| SHORT TASK 1 |
Put the lines of the records into a numbered list, omitting blank lines. Begin at the first line of the records and stop after the line that contains "staticText: Battery icons: [32, 172, 228, 216]".

##### SOURCE TEXT #####

On Tue, Sep 23, 2014 at 10:39 AM, Chris Mason <c...@fb.com> wrote:
>
> This is a starting point for a debugfs style python interface using
> the search ioctl.  For now it can only do one thing, which is to
> print out all the extents in a file and calculate the compression ratio.
>
> Over time it will grow more features, especially for the kinds of things
> we might run btrfs-debug-tree to find out.  Expect the usage and output
> to change dramatically over time (don't hard code to it).
>
> Signed-off-by: Chris Mason <c...@fb.com>
> ---
>  btrfs-debugfs | 296 
> ++++++++++++++++++++++++++++++++++++++++++++++++++++++++++
>  1 file changed, 296 insertions(+)
>  create mode 100755 btrfs-debugfs
>
> diff --git a/btrfs-debugfs b/btrfs-debugfs
> new file mode 100755
> index 0000000..cf1d285
> --- /dev/null
> +++ b/btrfs-debugfs
> @@ -0,0 +1,296 @@
> +#!/usr/bin/env python2
> +#
> +# Simple python program to print out all the extents of a single file
> +# LGPLv2 license
> +# Copyright Facebook 2014
> +
> +import sys,os,struct,fcntl,ctypes,stat
> +
> +# helpers for max ints
> +maxu64 = (1L << 64) - 1
> +maxu32 = (1L << 32) - 1
> +
> +# the inode (like form stat)

#####

| SHORT TASK 2 |
According to the btrfs-debugfs patch message, what is the one thing the new tool can do for now?

##### RECORDS PROVIDED #####

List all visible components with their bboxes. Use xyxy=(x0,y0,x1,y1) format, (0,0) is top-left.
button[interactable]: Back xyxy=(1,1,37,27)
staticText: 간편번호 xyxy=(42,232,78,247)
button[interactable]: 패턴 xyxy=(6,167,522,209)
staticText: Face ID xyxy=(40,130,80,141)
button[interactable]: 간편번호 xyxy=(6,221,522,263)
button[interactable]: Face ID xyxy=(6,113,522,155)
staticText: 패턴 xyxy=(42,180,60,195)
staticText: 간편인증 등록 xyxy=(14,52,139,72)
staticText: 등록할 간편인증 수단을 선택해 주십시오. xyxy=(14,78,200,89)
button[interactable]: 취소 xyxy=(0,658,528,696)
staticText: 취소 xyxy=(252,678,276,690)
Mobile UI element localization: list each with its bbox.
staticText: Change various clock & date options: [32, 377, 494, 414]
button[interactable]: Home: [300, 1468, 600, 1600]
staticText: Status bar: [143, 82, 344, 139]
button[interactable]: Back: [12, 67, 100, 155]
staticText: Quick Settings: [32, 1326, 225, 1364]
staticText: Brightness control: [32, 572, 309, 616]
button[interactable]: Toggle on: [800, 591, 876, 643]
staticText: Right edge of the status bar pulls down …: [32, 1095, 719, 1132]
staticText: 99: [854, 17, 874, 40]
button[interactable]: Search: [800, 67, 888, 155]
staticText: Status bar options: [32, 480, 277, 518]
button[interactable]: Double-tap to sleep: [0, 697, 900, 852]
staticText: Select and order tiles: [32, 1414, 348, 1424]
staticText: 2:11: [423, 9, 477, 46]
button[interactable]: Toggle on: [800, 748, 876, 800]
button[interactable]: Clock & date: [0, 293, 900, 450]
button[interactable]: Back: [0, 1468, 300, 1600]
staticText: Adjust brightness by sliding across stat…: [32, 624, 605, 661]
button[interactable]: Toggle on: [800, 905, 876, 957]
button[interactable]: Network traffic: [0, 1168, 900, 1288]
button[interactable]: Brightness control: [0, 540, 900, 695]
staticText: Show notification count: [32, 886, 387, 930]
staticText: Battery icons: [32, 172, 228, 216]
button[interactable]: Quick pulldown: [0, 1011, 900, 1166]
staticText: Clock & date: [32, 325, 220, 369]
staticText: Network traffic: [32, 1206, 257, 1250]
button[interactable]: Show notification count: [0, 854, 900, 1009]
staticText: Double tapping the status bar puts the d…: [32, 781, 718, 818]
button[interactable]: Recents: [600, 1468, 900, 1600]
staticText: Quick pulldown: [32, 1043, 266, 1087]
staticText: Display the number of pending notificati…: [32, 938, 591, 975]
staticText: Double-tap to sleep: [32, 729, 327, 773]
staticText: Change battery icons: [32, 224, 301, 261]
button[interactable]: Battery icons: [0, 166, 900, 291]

#####

| CORRECT RESULT 1 |
1. List all visible components with their bboxes. Use xyxy=(x0,y0,x1,y1) format, (0,0) is top-left.
2. button[interactable]: Back xyxy=(1,1,37,27)
3. staticText: 간편번호 xyxy=(42,232,78,247)
4. button[interactable]: 패턴 xyxy=(6,167,522,209)
5. staticText: Face ID xyxy=(40,130,80,141)
6. button[interactable]: 간편번호 xyxy=(6,221,522,263)
7. button[interactable]: Face ID xyxy=(6,113,522,155)
8. staticText: 패턴 xyxy=(42,180,60,195)
9. staticText: 간편인증 등록 xyxy=(14,52,139,72)
10. staticText: 등록할 간편인증 수단을 선택해 주십시오. xyxy=(14,78,200,89)
11. button[interactable]: 취소 xyxy=(0,658,528,696)
12. staticText: 취소 xyxy=(252,678,276,690)
13. Mobile UI element localization: list each with its bbox.
14. staticText: Change various clock & date options: [32, 377, 494, 414]
15. button[interactable]: Home: [300, 1468, 600, 1600]
16. staticText: Status bar: [143, 82, 344, 139]
17. button[interactable]: Back: [12, 67, 100, 155]
18. staticText: Quick Settings: [32, 1326, 225, 1364]
19. staticText: Brightness control: [32, 572, 309, 616]
20. button[interactable]: Toggle on: [800, 591, 876, 643]
21. staticText: Right edge of the status bar pulls down …: [32, 1095, 719, 1132]
22. staticText: 99: [854, 17, 874, 40]
23. button[interactable]: Search: [800, 67, 888, 155]
24. staticText: Status bar options: [32, 480, 277, 518]
25. button[interactable]: Double-tap to sleep: [0, 697, 900, 852]
26. staticText: Select and order tiles: [32, 1414, 348, 1424]
27. staticText: 2:11: [423, 9, 477, 46]
28. button[interactable]: Toggle on: [800, 748, 876, 800]
29. button[interactable]: Clock & date: [0, 293, 900, 450]
30. button[interactable]: Back: [0, 1468, 300, 1600]
31. staticText: Adjust brightness by sliding across stat…: [32, 624, 605, 661]
32. button[interactable]: Toggle on: [800, 905, 876, 957]
33. button[interactable]: Network traffic: [0, 1168, 900, 1288]
34. button[interactable]: Brightness control: [0, 540, 900, 695]
35. staticText: Show notification count: [32, 886, 387, 930]
36. staticText: Battery icons: [32, 172, 228, 216]

| CORRECT RESULT 2 |
It can print out all the extents in a file and calculate the compression ratio.